++++ PROVIDED DATA

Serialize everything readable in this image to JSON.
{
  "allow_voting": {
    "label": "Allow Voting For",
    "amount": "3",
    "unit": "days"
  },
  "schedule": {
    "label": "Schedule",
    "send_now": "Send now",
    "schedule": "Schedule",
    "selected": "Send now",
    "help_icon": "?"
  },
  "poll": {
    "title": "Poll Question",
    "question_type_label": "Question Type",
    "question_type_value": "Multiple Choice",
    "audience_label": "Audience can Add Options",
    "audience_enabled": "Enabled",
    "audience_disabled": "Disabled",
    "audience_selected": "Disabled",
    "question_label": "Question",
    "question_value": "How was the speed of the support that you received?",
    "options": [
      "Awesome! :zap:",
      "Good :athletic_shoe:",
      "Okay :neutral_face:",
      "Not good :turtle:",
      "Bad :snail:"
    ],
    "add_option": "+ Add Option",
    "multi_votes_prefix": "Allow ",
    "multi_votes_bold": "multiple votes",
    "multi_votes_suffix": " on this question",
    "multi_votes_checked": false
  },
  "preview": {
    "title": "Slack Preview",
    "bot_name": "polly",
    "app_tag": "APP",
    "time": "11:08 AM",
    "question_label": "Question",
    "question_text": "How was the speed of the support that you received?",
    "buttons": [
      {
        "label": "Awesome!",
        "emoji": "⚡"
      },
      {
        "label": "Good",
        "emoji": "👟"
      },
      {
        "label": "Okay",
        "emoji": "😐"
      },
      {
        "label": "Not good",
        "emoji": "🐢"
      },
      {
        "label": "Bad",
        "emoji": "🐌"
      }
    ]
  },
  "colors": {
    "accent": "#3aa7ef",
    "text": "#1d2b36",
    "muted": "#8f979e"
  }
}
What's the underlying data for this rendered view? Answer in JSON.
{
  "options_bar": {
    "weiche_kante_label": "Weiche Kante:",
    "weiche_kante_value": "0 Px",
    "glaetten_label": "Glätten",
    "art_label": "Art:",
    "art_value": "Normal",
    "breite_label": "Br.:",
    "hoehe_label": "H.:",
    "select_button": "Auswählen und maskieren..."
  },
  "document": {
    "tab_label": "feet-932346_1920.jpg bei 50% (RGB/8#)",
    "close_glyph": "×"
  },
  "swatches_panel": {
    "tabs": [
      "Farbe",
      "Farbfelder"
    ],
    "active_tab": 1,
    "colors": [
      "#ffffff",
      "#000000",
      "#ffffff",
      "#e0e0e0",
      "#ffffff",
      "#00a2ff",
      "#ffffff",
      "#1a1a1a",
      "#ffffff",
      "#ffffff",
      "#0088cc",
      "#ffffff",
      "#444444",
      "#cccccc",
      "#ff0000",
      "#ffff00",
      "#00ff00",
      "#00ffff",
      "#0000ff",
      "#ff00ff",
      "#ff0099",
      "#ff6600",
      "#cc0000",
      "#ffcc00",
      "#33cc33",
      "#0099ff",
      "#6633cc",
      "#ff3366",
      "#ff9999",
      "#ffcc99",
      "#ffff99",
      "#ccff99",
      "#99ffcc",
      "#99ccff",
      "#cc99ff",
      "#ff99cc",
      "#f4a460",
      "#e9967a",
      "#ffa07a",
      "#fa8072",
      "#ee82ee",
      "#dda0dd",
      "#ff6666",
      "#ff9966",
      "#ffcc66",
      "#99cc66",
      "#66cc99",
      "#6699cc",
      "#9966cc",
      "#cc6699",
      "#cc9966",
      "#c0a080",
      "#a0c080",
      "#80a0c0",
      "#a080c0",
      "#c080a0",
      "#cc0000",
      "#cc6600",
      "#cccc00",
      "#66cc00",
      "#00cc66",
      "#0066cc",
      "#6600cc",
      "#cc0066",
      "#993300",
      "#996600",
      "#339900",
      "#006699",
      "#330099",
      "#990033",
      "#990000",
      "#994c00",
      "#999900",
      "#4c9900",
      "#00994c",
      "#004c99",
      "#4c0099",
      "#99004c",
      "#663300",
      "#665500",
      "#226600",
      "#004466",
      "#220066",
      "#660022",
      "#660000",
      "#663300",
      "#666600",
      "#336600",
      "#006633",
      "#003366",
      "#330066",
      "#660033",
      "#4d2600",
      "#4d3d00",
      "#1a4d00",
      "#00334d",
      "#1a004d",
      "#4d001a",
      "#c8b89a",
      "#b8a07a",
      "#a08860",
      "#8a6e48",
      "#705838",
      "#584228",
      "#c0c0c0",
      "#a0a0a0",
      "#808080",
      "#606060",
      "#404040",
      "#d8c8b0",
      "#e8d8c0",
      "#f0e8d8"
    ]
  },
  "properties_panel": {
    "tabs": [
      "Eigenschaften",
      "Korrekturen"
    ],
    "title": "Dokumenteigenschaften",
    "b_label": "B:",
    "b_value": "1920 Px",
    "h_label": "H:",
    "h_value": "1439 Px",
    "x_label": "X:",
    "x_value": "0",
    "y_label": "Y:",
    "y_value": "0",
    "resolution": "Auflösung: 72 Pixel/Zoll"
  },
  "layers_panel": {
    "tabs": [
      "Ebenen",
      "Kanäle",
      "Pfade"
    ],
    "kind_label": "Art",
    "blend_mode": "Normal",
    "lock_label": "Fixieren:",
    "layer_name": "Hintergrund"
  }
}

++++++++

**WHAT YOU SHOULD DO:**
Return the whole listing exactly, with every line included.

**TASK SOLUTION:**
Serialize everything readable in this image to JSON.
{
  "allow_voting": {
    "label": "Allow Voting For",
    "amount": "3",
    "unit": "days"
  },
  "schedule": {
    "label": "Schedule",
    "send_now": "Send now",
    "schedule": "Schedule",
    "selected": "Send now",
    "help_icon": "?"
  },
  "poll": {
    "title": "Poll Question",
    "question_type_label": "Question Type",
    "question_type_value": "Multiple Choice",
    "audience_label": "Audience can Add Options",
    "audience_enabled": "Enabled",
    "audience_disabled": "Disabled",
    "audience_selected": "Disabled",
    "question_label": "Question",
    "question_value": "How was the speed of the support that you received?",
    "options": [
      "Awesome! :zap:",
      "Good :athletic_shoe:",
      "Okay :neutral_face:",
      "Not good :turtle:",
      "Bad :snail:"
    ],
    "add_option": "+ Add Option",
    "multi_votes_prefix": "Allow ",
    "multi_votes_bold": "multiple votes",
    "multi_votes_suffix": " on this question",
    "multi_votes_checked": false
  },
  "preview": {
    "title": "Slack Preview",
    "bot_name": "polly",
    "app_tag": "APP",
    "time": "11:08 AM",
    "question_label": "Question",
    "question_text": "How was the speed of the support that you received?",
    "buttons": [
      {
        "label": "Awesome!",
        "emoji": "⚡"
      },
      {
        "label": "Good",
        "emoji": "👟"
      },
      {
        "label": "Okay",
        "emoji": "😐"
      },
      {
        "label": "Not good",
        "emoji": "🐢"
      },
      {
        "label": "Bad",
        "emoji": "🐌"
      }
    ]
  },
  "colors": {
    "accent": "#3aa7ef",
    "text": "#1d2b36",
    "muted": "#8f979e"
  }
}
What's the underlying data for this rendered view? Answer in JSON.
{
  "options_bar": {
    "weiche_kante_label": "Weiche Kante:",
    "weiche_kante_value": "0 Px",
    "glaetten_label": "Glätten",
    "art_label": "Art:",
    "art_value": "Normal",
    "breite_label": "Br.:",
    "hoehe_label": "H.:",
    "select_button": "Auswählen und maskieren..."
  },
  "document": {
    "tab_label": "feet-932346_1920.jpg bei 50% (RGB/8#)",
    "close_glyph": "×"
  },
  "swatches_panel": {
    "tabs": [
      "Farbe",
      "Farbfelder"
    ],
    "active_tab": 1,
    "colors": [
      "#ffffff",
      "#000000",
      "#ffffff",
      "#e0e0e0",
      "#ffffff",
      "#00a2ff",
      "#ffffff",
      "#1a1a1a",
      "#ffffff",
      "#ffffff",
      "#0088cc",
      "#ffffff",
      "#444444",
      "#cccccc",
      "#ff0000",
      "#ffff00",
      "#00ff00",
      "#00ffff",
      "#0000ff",
      "#ff00ff",
      "#ff0099",
      "#ff6600",
      "#cc0000",
      "#ffcc00",
      "#33cc33",
      "#0099ff",
      "#6633cc",
      "#ff3366",
      "#ff9999",
      "#ffcc99",
      "#ffff99",
      "#ccff99",
      "#99ffcc",
      "#99ccff",
      "#cc99ff",
      "#ff99cc",
      "#f4a460",
      "#e9967a",
      "#ffa07a",
      "#fa8072",
      "#ee82ee",
      "#dda0dd",
      "#ff6666",
      "#ff9966",
      "#ffcc66",
      "#99cc66",
      "#66cc99",
      "#6699cc",
      "#9966cc",
      "#cc6699",
      "#cc9966",
      "#c0a080",
      "#a0c080",
      "#80a0c0",
      "#a080c0",
      "#c080a0",
      "#cc0000",
      "#cc6600",
      "#cccc00",
      "#66cc00",
      "#00cc66",
      "#0066cc",
      "#6600cc",
      "#cc0066",
      "#993300",
      "#996600",
      "#339900",
      "#006699",
      "#330099",
      "#990033",
      "#990000",
      "#994c00",
      "#999900",
      "#4c9900",
      "#00994c",
      "#004c99",
      "#4c0099",
      "#99004c",
      "#663300",
      "#665500",
      "#226600",
      "#004466",
      "#220066",
      "#660022",
      "#660000",
      "#663300",
      "#666600",
      "#336600",
      "#006633",
      "#003366",
      "#330066",
      "#660033",
      "#4d2600",
      "#4d3d00",
      "#1a4d00",
      "#00334d",
      "#1a004d",
      "#4d001a",
      "#c8b89a",
      "#b8a07a",
      "#a08860",
      "#8a6e48",
      "#705838",
      "#584228",
      "#c0c0c0",
      "#a0a0a0",
      "#808080",
      "#606060",
      "#404040",
      "#d8c8b0",
      "#e8d8c0",
      "#f0e8d8"
    ]
  },
  "properties_panel": {
    "tabs": [
      "Eigenschaften",
      "Korrekturen"
    ],
    "title": "Dokumenteigenschaften",
    "b_label": "B:",
    "b_value": "1920 Px",
    "h_label": "H:",
    "h_value": "1439 Px",
    "x_label": "X:",
    "x_value": "0",
    "y_label": "Y:",
    "y_value": "0",
    "resolution": "Auflösung: 72 Pixel/Zoll"
  },
  "layers_panel": {
    "tabs": [
      "Ebenen",
      "Kanäle",
      "Pfade"
    ],
    "kind_label": "Art",
    "blend_mode": "Normal",
    "lock_label": "Fixieren:",
    "layer_name": "Hintergrund"
  }
}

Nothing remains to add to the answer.